> WHAT TO DO: The data below should be printed in full, exactly, and without any of its images.
BEGIN DATA LISTING
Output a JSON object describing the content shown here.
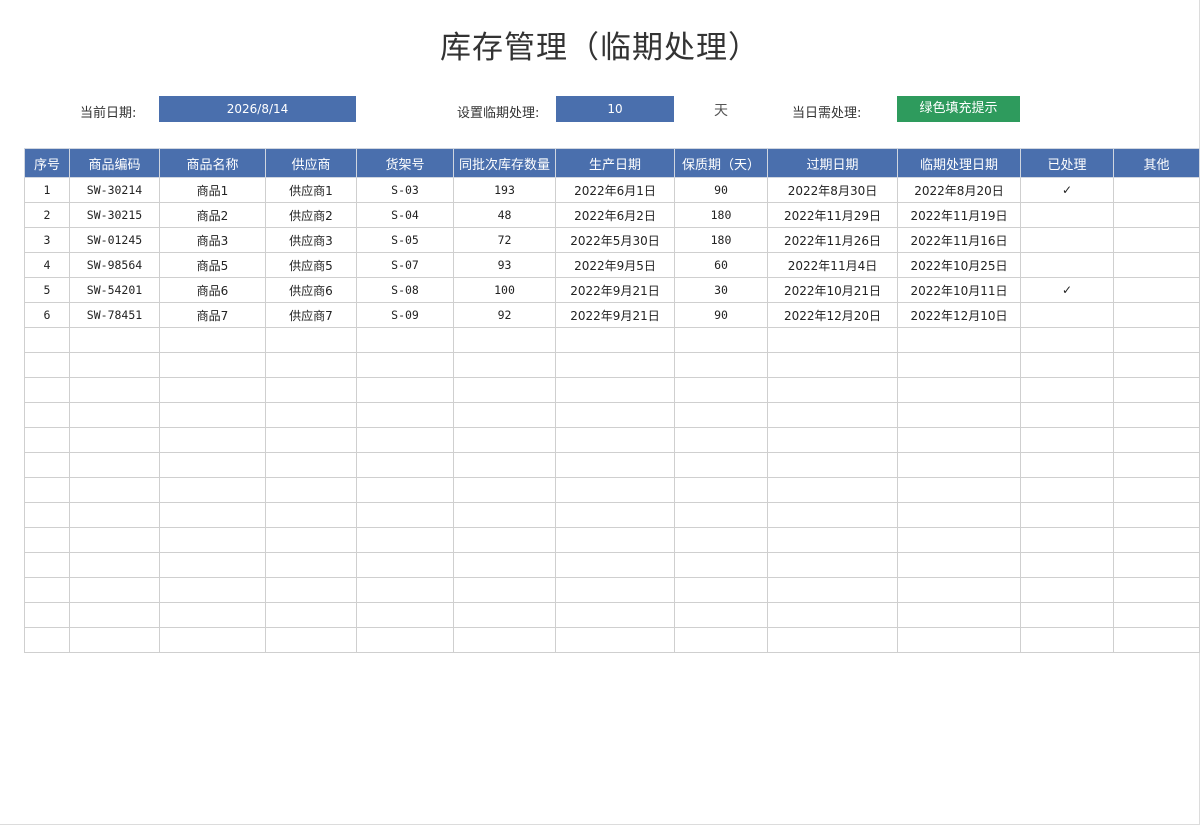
{
  "title": "库存管理（临期处理）",
  "controls": {
    "current_date_label": "当前日期:",
    "current_date_value": "2026/8/14",
    "threshold_label": "设置临期处理:",
    "threshold_value": "10",
    "threshold_unit": "天",
    "today_label": "当日需处理:",
    "today_hint": "绿色填充提示",
    "colors": {
      "input_bg": "#4a6fad",
      "hint_bg": "#2e9b5d",
      "header_bg": "#4a6fad"
    }
  },
  "table": {
    "headers": [
      "序号",
      "商品编码",
      "商品名称",
      "供应商",
      "货架号",
      "同批次库存数量",
      "生产日期",
      "保质期（天）",
      "过期日期",
      "临期处理日期",
      "已处理",
      "其他"
    ],
    "rows": [
      [
        "1",
        "SW-30214",
        "商品1",
        "供应商1",
        "S-03",
        "193",
        "2022年6月1日",
        "90",
        "2022年8月30日",
        "2022年8月20日",
        "✓",
        ""
      ],
      [
        "2",
        "SW-30215",
        "商品2",
        "供应商2",
        "S-04",
        "48",
        "2022年6月2日",
        "180",
        "2022年11月29日",
        "2022年11月19日",
        "",
        ""
      ],
      [
        "3",
        "SW-01245",
        "商品3",
        "供应商3",
        "S-05",
        "72",
        "2022年5月30日",
        "180",
        "2022年11月26日",
        "2022年11月16日",
        "",
        ""
      ],
      [
        "4",
        "SW-98564",
        "商品5",
        "供应商5",
        "S-07",
        "93",
        "2022年9月5日",
        "60",
        "2022年11月4日",
        "2022年10月25日",
        "",
        ""
      ],
      [
        "5",
        "SW-54201",
        "商品6",
        "供应商6",
        "S-08",
        "100",
        "2022年9月21日",
        "30",
        "2022年10月21日",
        "2022年10月11日",
        "✓",
        ""
      ],
      [
        "6",
        "SW-78451",
        "商品7",
        "供应商7",
        "S-09",
        "92",
        "2022年9月21日",
        "90",
        "2022年12月20日",
        "2022年12月10日",
        "",
        ""
      ]
    ],
    "empty_rows": 13
  }
}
END DATA LISTING
> RESPONSE:
Output a JSON object describing the content shown here.
{
  "title": "库存管理（临期处理）",
  "controls": {
    "current_date_label": "当前日期:",
    "current_date_value": "2026/8/14",
    "threshold_label": "设置临期处理:",
    "threshold_value": "10",
    "threshold_unit": "天",
    "today_label": "当日需处理:",
    "today_hint": "绿色填充提示",
    "colors": {
      "input_bg": "#4a6fad",
      "hint_bg": "#2e9b5d",
      "header_bg": "#4a6fad"
    }
  },
  "table": {
    "headers": [
      "序号",
      "商品编码",
      "商品名称",
      "供应商",
      "货架号",
      "同批次库存数量",
      "生产日期",
      "保质期（天）",
      "过期日期",
      "临期处理日期",
      "已处理",
      "其他"
    ],
    "rows": [
      [
        "1",
        "SW-30214",
        "商品1",
        "供应商1",
        "S-03",
        "193",
        "2022年6月1日",
        "90",
        "2022年8月30日",
        "2022年8月20日",
        "✓",
        ""
      ],
      [
        "2",
        "SW-30215",
        "商品2",
        "供应商2",
        "S-04",
        "48",
        "2022年6月2日",
        "180",
        "2022年11月29日",
        "2022年11月19日",
        "",
        ""
      ],
      [
        "3",
        "SW-01245",
        "商品3",
        "供应商3",
        "S-05",
        "72",
        "2022年5月30日",
        "180",
        "2022年11月26日",
        "2022年11月16日",
        "",
        ""
      ],
      [
        "4",
        "SW-98564",
        "商品5",
        "供应商5",
        "S-07",
        "93",
        "2022年9月5日",
        "60",
        "2022年11月4日",
        "2022年10月25日",
        "",
        ""
      ],
      [
        "5",
        "SW-54201",
        "商品6",
        "供应商6",
        "S-08",
        "100",
        "2022年9月21日",
        "30",
        "2022年10月21日",
        "2022年10月11日",
        "✓",
        ""
      ],
      [
        "6",
        "SW-78451",
        "商品7",
        "供应商7",
        "S-09",
        "92",
        "2022年9月21日",
        "90",
        "2022年12月20日",
        "2022年12月10日",
        "",
        ""
      ]
    ],
    "empty_rows": 13
  }
}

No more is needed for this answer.